▶ _Written problem 1_:
Answer these questions using the blog post below.
(a) Which essay was the writer teaching last week?
(b) In what grade did the lunch-line incident with Kristina Kennedy happen?
(c) Where was the writer visiting when a staff member asked about the new school?

▶ _Document_:
____________

Wednesday, March 4, 2015

Declining the Pass

When I applied for the job that I currently have,  I remember asking my friend Ameer if he thought that I would get it.  "Of course you will," he replied, "You went to Princeton, and you're light-skinned." I ignored his comment as a bit of shade dressed up in "what? it's true!" finery.

Ameer,  does not endorse any of the opinions in this blog.  In fact, we pretty much disagree on everything.
The other day I went back to the Storefront and a staff member asked me how things were at my new school.  I replied that they were ok.  "Do they treat you like you're special?" she asked.  "Not really" I replied, "it's just different being the only black person in the middle school." "Yeah," she said" but imagine if you were dark-skinned."

 I have never really thought that whites saw a difference in complexion between lighter-skinned and darker-skinned blacks.  I think that this perception is based on a single event that happened in 7th or 8th grade.  One day, Kristina Kennedy and I were standing on the lunch line and someone asked us if we were twins.  Kristina and I both have almond shaped eyes, broad noses, and full lips- but we are two different totally different skin colors. My middle-school self figured that if this woman could not see the obvious difference between us, then white people clearly didn't see the gradations of brownness between black people.

Twinning!
However, I was wrong and I have discovered what I should have known all along.  White people see what they want to see.

I have been told several times by my students that I'm "tan" or "just a little bit black."  Last week, I was teaching Zora Neale Hurston's essay "How it Feels to be Colored Me."  All students in grades 6-11 have to write a personal narrative each year and I used this as an example of good narrative writing.
"I do not weep at the world; I am too busy sharpening my oyster knife."

A third of the way through the essay one of my students began that complaining that "all we talk about is race", and "all we ever do is read things by black people".  This was also a common outcry at The Storefront so I do not take such complaints personally.  Students of all colors see blacks playing basketball, rapping, or dancing every time they turn on the television or log onto their computers-but try to teach something written by a black person other than Langston Hughes and it is all too much!

Obviously I relate to one of the characters in this metaphor project.
Anyway, I pulled out a list of everything that I taught this year (written up in anticipation of such a moment):  Greek Myths, Shakespeare, Jackson, Tan, Hughes, Seslar, O'Flaherty, Poe, Vonnegut, Le Guin, Dahl, Connell- definitely not an Afrocentric curriculum.  The calmer I got, the angrier she became.  One of the other 6th graders, either seeking to end the conflict or stand up for me, blurted out "but Ms. Cardwell is hardly even black.  Look at her.  She's like my complexion."

____________

Annotated region listings
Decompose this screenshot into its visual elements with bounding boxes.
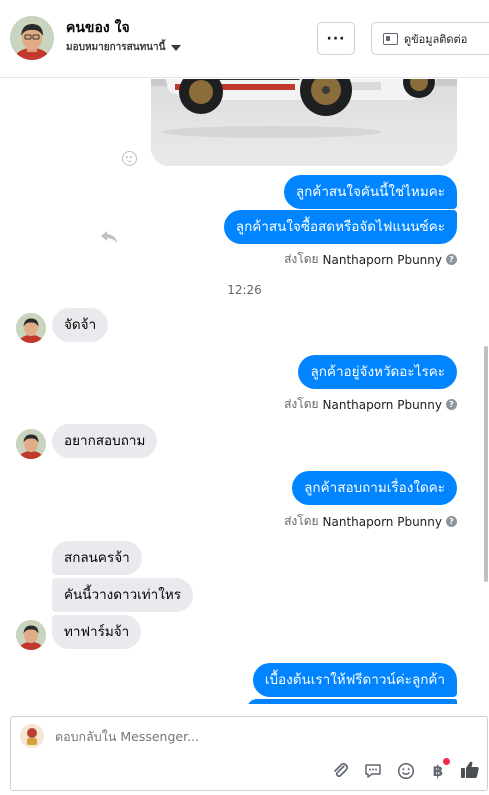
info-icon[interactable]: ? [446,254,457,265]
shared-car-photo[interactable] [151,79,457,166]
like-icon[interactable] [459,759,481,781]
emoji-icon[interactable] [396,761,416,781]
sender-name: Nanthaporn Pbunny [322,514,442,529]
assign-conversation-dropdown[interactable]: มอบหมายการสนทนานี้ [66,40,182,55]
assign-conversation-label: มอบหมายการสนทนานี้ [66,42,166,53]
sender-name: Nanthaporn Pbunny [322,397,442,412]
message-incoming[interactable]: ทาฟาร์มจ้า [52,615,142,649]
message-incoming[interactable]: จัดจ้า [52,308,109,342]
contact-avatar-small [16,313,46,343]
message-outgoing[interactable]: ลูกค้าสนใจคันนี้ใช่ไหมคะ [283,175,457,209]
chevron-down-icon [171,44,182,51]
message-incoming[interactable]: สกลนครจ้า [52,541,142,575]
timestamp-separator: 12:26 [227,283,262,297]
sent-by-label: ส่งโดย Nanthaporn Pbunny ? [284,395,457,414]
contact-avatar-small [16,620,46,650]
reply-icon[interactable] [100,230,118,244]
react-emoji-icon[interactable] [122,151,137,166]
sender-name: Nanthaporn Pbunny [322,252,442,267]
message-outgoing[interactable]: ลูกค้าสนใจซื้อสดหรือจัดไฟแนนซ์คะ [223,210,457,244]
saved-replies-icon[interactable] [363,761,383,781]
message-incoming[interactable]: อยากสอบถาม [52,424,158,458]
sent-by-label: ส่งโดย Nanthaporn Pbunny ? [284,512,457,531]
reply-composer: ฿ [10,716,488,791]
info-icon[interactable]: ? [446,399,457,410]
page-avatar [20,724,44,748]
contact-name[interactable]: คนของ ใจ [66,17,130,39]
sent-by-prefix: ส่งโดย [284,252,319,266]
sent-by-label: ส่งโดย Nanthaporn Pbunny ? [284,250,457,269]
contact-avatar[interactable] [10,16,54,60]
message-outgoing[interactable]: เบื้องต้นเราให้ฟรีดาวน์ค่ะลูกค้า [252,663,457,697]
view-contact-button[interactable]: ดูข้อมูลติดต่อ [371,22,489,55]
more-options-button[interactable]: ··· [317,22,355,55]
info-icon[interactable]: ? [446,516,457,527]
view-contact-label: ดูข้อมูลติดต่อ [404,32,468,46]
message-incoming[interactable]: คันนี้วางดาวเท่าใหร [52,578,194,612]
notification-dot [443,758,450,765]
sent-by-prefix: ส่งโดย [284,397,319,411]
message-outgoing-partial[interactable] [247,699,457,704]
message-thread[interactable]: ลูกค้าสนใจคันนี้ใช่ไหมคะ ลูกค้าสนใจซื้อส… [0,79,489,704]
contact-avatar-small [16,429,46,459]
attachment-icon[interactable] [331,761,351,781]
message-outgoing[interactable]: ลูกค้าสอบถามเรื่องใดคะ [292,471,457,505]
reply-input[interactable] [55,729,455,744]
contact-card-icon [383,32,398,45]
sent-by-prefix: ส่งโดย [284,514,319,528]
scrollbar-thumb[interactable] [484,346,488,582]
message-outgoing[interactable]: ลูกค้าอยู่จังหวัดอะไรคะ [298,355,457,389]
conversation-header: คนของ ใจ มอบหมายการสนทนานี้ ··· ดูข้อมูล… [0,0,489,78]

____________

▶ _Written problem 2_:
From the records, reproduce the lines starting with the line that contains "info-icon[interactable]: ? [446,254,457,265]" and going on through the line that contains "more-options-button[interactable]: ··· [317,22,355,55]", with both of those lines included.

▶ _Task output 1_:
(a) Zora Neale Hurston's essay "How it Feels to be Colored Me."
(b) In 7th or 8th grade.
(c) The Storefront.

▶ _Task output 2_:
info-icon[interactable]: ? [446,254,457,265]
shared-car-photo[interactable] [151,79,457,166]
like-icon[interactable] [459,759,481,781]
emoji-icon[interactable] [396,761,416,781]
sender-name: Nanthaporn Pbunny [322,514,442,529]
assign-conversation-dropdown[interactable]: มอบหมายการสนทนานี้ [66,40,182,55]
assign-conversation-label: มอบหมายการสนทนานี้ [66,42,166,53]
sender-name: Nanthaporn Pbunny [322,397,442,412]
message-incoming[interactable]: ทาฟาร์มจ้า [52,615,142,649]
message-incoming[interactable]: จัดจ้า [52,308,109,342]
contact-avatar-small [16,313,46,343]
message-outgoing[interactable]: ลูกค้าสนใจคันนี้ใช่ไหมคะ [283,175,457,209]
chevron-down-icon [171,44,182,51]
message-incoming[interactable]: สกลนครจ้า [52,541,142,575]
timestamp-separator: 12:26 [227,283,262,297]
sent-by-label: ส่งโดย Nanthaporn Pbunny ? [284,395,457,414]
contact-avatar-small [16,620,46,650]
reply-icon[interactable] [100,230,118,244]
react-emoji-icon[interactable] [122,151,137,166]
sender-name: Nanthaporn Pbunny [322,252,442,267]
message-outgoing[interactable]: ลูกค้าสนใจซื้อสดหรือจัดไฟแนนซ์คะ [223,210,457,244]
saved-replies-icon[interactable] [363,761,383,781]
message-incoming[interactable]: อยากสอบถาม [52,424,158,458]
sent-by-label: ส่งโดย Nanthaporn Pbunny ? [284,512,457,531]
reply-composer: ฿ [10,716,488,791]
info-icon[interactable]: ? [446,399,457,410]
page-avatar [20,724,44,748]
contact-name[interactable]: คนของ ใจ [66,17,130,39]
sent-by-prefix: ส่งโดย [284,252,319,266]
sent-by-label: ส่งโดย Nanthaporn Pbunny ? [284,250,457,269]
contact-avatar[interactable] [10,16,54,60]
message-outgoing[interactable]: เบื้องต้นเราให้ฟรีดาวน์ค่ะลูกค้า [252,663,457,697]
view-contact-button[interactable]: ดูข้อมูลติดต่อ [371,22,489,55]
more-options-button[interactable]: ··· [317,22,355,55]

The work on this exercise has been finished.